• **AIM**
Each entry must appear again exactly as it does in the source.
## START DATA PROVIDED
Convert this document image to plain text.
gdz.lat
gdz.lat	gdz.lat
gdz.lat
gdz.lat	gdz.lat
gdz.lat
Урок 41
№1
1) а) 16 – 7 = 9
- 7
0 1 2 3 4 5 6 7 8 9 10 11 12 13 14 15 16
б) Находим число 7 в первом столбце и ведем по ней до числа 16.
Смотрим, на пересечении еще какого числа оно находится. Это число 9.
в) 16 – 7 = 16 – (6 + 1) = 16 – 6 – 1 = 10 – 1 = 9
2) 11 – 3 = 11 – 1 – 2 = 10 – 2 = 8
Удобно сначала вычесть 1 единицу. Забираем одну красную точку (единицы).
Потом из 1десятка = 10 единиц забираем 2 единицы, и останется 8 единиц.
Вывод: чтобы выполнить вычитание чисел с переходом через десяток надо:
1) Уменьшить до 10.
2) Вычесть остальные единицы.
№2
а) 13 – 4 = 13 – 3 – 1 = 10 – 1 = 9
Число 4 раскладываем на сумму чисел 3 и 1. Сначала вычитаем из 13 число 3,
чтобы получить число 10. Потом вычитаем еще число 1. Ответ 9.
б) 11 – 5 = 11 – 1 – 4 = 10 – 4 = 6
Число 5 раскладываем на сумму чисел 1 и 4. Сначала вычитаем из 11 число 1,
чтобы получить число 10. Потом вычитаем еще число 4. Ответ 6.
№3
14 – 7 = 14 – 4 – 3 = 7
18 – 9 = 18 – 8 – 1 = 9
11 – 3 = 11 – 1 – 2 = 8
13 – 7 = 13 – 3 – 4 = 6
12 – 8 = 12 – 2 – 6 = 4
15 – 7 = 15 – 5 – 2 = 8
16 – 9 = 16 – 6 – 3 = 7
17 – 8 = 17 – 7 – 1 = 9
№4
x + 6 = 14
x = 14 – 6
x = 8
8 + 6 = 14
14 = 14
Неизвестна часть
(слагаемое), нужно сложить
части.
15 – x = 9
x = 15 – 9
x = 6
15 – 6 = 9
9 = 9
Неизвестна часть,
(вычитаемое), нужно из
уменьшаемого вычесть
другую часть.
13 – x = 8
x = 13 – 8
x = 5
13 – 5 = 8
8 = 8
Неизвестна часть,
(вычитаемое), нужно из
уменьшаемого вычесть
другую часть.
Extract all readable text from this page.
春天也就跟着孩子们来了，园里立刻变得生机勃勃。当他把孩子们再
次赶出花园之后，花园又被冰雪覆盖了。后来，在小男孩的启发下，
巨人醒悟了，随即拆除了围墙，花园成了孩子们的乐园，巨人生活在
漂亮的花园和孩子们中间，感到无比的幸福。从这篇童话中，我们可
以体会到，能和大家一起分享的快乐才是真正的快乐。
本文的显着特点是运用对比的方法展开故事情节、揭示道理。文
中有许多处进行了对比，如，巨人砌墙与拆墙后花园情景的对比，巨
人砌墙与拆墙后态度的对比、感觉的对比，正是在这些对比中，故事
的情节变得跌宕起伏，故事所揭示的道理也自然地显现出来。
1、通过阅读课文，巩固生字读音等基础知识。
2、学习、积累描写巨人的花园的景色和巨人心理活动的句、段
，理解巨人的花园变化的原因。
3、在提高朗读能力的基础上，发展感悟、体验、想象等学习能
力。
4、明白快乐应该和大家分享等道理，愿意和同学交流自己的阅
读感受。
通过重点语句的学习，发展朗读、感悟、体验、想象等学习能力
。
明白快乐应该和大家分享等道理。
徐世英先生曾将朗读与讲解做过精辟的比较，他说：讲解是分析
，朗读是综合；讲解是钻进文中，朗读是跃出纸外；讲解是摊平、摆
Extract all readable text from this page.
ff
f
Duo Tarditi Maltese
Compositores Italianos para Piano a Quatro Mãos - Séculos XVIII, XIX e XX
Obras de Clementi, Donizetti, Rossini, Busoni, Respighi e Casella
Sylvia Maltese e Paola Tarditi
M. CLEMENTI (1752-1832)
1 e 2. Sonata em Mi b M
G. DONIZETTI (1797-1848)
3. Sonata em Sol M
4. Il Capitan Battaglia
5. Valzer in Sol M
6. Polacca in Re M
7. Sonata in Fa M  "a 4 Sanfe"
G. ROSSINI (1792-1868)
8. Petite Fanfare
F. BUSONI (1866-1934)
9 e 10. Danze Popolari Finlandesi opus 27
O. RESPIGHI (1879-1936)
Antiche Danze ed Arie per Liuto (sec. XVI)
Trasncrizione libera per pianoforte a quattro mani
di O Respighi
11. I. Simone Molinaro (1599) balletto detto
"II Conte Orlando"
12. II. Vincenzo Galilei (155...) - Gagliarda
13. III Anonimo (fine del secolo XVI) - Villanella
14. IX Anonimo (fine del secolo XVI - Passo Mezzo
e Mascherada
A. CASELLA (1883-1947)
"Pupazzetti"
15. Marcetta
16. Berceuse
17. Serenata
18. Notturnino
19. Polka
## END DATA PROVIDED
• **OUTPUT FOR THIS EXERCISE**
Convert this document image to plain text.
gdz.lat
gdz.lat	gdz.lat
gdz.lat
gdz.lat	gdz.lat
gdz.lat
Урок 41
№1
1) а) 16 – 7 = 9
- 7
0 1 2 3 4 5 6 7 8 9 10 11 12 13 14 15 16
б) Находим число 7 в первом столбце и ведем по ней до числа 16.
Смотрим, на пересечении еще какого числа оно находится. Это число 9.
в) 16 – 7 = 16 – (6 + 1) = 16 – 6 – 1 = 10 – 1 = 9
2) 11 – 3 = 11 – 1 – 2 = 10 – 2 = 8
Удобно сначала вычесть 1 единицу. Забираем одну красную точку (единицы).
Потом из 1десятка = 10 единиц забираем 2 единицы, и останется 8 единиц.
Вывод: чтобы выполнить вычитание чисел с переходом через десяток надо:
1) Уменьшить до 10.
2) Вычесть остальные единицы.
№2
а) 13 – 4 = 13 – 3 – 1 = 10 – 1 = 9
Число 4 раскладываем на сумму чисел 3 и 1. Сначала вычитаем из 13 число 3,
чтобы получить число 10. Потом вычитаем еще число 1. Ответ 9.
б) 11 – 5 = 11 – 1 – 4 = 10 – 4 = 6
Число 5 раскладываем на сумму чисел 1 и 4. Сначала вычитаем из 11 число 1,
чтобы получить число 10. Потом вычитаем еще число 4. Ответ 6.
№3
14 – 7 = 14 – 4 – 3 = 7
18 – 9 = 18 – 8 – 1 = 9
11 – 3 = 11 – 1 – 2 = 8
13 – 7 = 13 – 3 – 4 = 6
12 – 8 = 12 – 2 – 6 = 4
15 – 7 = 15 – 5 – 2 = 8
16 – 9 = 16 – 6 – 3 = 7
17 – 8 = 17 – 7 – 1 = 9
№4
x + 6 = 14
x = 14 – 6
x = 8
8 + 6 = 14
14 = 14
Неизвестна часть
(слагаемое), нужно сложить
части.
15 – x = 9
x = 15 – 9
x = 6
15 – 6 = 9
9 = 9
Неизвестна часть,
(вычитаемое), нужно из
уменьшаемого вычесть
другую часть.
13 – x = 8
x = 13 – 8
x = 5
13 – 5 = 8
8 = 8
Неизвестна часть,
(вычитаемое), нужно из
уменьшаемого вычесть
другую часть.
Extract all readable text from this page.
春天也就跟着孩子们来了，园里立刻变得生机勃勃。当他把孩子们再
次赶出花园之后，花园又被冰雪覆盖了。后来，在小男孩的启发下，
巨人醒悟了，随即拆除了围墙，花园成了孩子们的乐园，巨人生活在
漂亮的花园和孩子们中间，感到无比的幸福。从这篇童话中，我们可
以体会到，能和大家一起分享的快乐才是真正的快乐。
本文的显着特点是运用对比的方法展开故事情节、揭示道理。文
中有许多处进行了对比，如，巨人砌墙与拆墙后花园情景的对比，巨
人砌墙与拆墙后态度的对比、感觉的对比，正是在这些对比中，故事
的情节变得跌宕起伏，故事所揭示的道理也自然地显现出来。
1、通过阅读课文，巩固生字读音等基础知识。
2、学习、积累描写巨人的花园的景色和巨人心理活动的句、段
，理解巨人的花园变化的原因。
3、在提高朗读能力的基础上，发展感悟、体验、想象等学习能
力。
4、明白快乐应该和大家分享等道理，愿意和同学交流自己的阅
读感受。
通过重点语句的学习，发展朗读、感悟、体验、想象等学习能力
。
明白快乐应该和大家分享等道理。
徐世英先生曾将朗读与讲解做过精辟的比较，他说：讲解是分析
，朗读是综合；讲解是钻进文中，朗读是跃出纸外；讲解是摊平、摆
Extract all readable text from this page.
ff
f
Duo Tarditi Maltese
Compositores Italianos para Piano a Quatro Mãos - Séculos XVIII, XIX e XX
Obras de Clementi, Donizetti, Rossini, Busoni, Respighi e Casella
Sylvia Maltese e Paola Tarditi
M. CLEMENTI (1752-1832)
1 e 2. Sonata em Mi b M
G. DONIZETTI (1797-1848)
3. Sonata em Sol M
4. Il Capitan Battaglia
5. Valzer in Sol M
6. Polacca in Re M
7. Sonata in Fa M  "a 4 Sanfe"
G. ROSSINI (1792-1868)
8. Petite Fanfare
F. BUSONI (1866-1934)
9 e 10. Danze Popolari Finlandesi opus 27
O. RESPIGHI (1879-1936)
Antiche Danze ed Arie per Liuto (sec. XVI)
Trasncrizione libera per pianoforte a quattro mani
di O Respighi
11. I. Simone Molinaro (1599) balletto detto
"II Conte Orlando"
12. II. Vincenzo Galilei (155...) - Gagliarda
13. III Anonimo (fine del secolo XVI) - Villanella
14. IX Anonimo (fine del secolo XVI - Passo Mezzo
e Mascherada
A. CASELLA (1883-1947)
"Pupazzetti"
15. Marcetta
16. Berceuse
17. Serenata
18. Notturnino
19. Polka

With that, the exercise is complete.